---- RECORDS PROVIDED
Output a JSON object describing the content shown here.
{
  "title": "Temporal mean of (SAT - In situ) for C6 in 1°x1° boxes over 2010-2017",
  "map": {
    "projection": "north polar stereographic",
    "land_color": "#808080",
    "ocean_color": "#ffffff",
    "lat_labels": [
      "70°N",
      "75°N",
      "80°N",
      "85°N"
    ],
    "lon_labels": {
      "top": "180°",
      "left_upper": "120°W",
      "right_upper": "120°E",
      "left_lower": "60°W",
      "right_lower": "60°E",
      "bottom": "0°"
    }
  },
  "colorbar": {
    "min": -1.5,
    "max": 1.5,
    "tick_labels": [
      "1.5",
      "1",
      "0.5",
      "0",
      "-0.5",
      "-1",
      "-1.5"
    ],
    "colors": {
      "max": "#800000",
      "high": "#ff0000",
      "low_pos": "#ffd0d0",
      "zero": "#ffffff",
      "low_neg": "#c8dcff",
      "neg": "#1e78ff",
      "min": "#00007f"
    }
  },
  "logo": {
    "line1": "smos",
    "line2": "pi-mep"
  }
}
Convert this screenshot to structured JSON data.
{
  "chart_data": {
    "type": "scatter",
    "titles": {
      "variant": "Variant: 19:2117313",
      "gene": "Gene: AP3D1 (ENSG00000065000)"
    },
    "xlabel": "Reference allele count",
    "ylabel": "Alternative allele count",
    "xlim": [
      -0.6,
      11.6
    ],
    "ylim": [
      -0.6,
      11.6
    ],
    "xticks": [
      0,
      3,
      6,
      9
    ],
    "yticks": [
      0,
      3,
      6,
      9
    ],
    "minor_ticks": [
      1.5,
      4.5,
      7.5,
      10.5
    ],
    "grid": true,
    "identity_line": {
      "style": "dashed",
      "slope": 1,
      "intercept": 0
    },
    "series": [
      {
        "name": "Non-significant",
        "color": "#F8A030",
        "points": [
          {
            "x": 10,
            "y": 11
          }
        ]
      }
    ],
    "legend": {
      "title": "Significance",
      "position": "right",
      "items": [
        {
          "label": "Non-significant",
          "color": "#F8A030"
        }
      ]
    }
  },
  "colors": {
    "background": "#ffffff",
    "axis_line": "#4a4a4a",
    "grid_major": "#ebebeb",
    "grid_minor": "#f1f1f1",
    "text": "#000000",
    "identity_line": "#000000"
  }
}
--------
- [WORK TO DO]: In the records above, find each line that holds the word "ffffff"; copy all such lines.

- [OUTPUT FOR THIS TASK]:
    "ocean_color": "#ffffff",
      "zero": "#ffffff",
    "background": "#ffffff",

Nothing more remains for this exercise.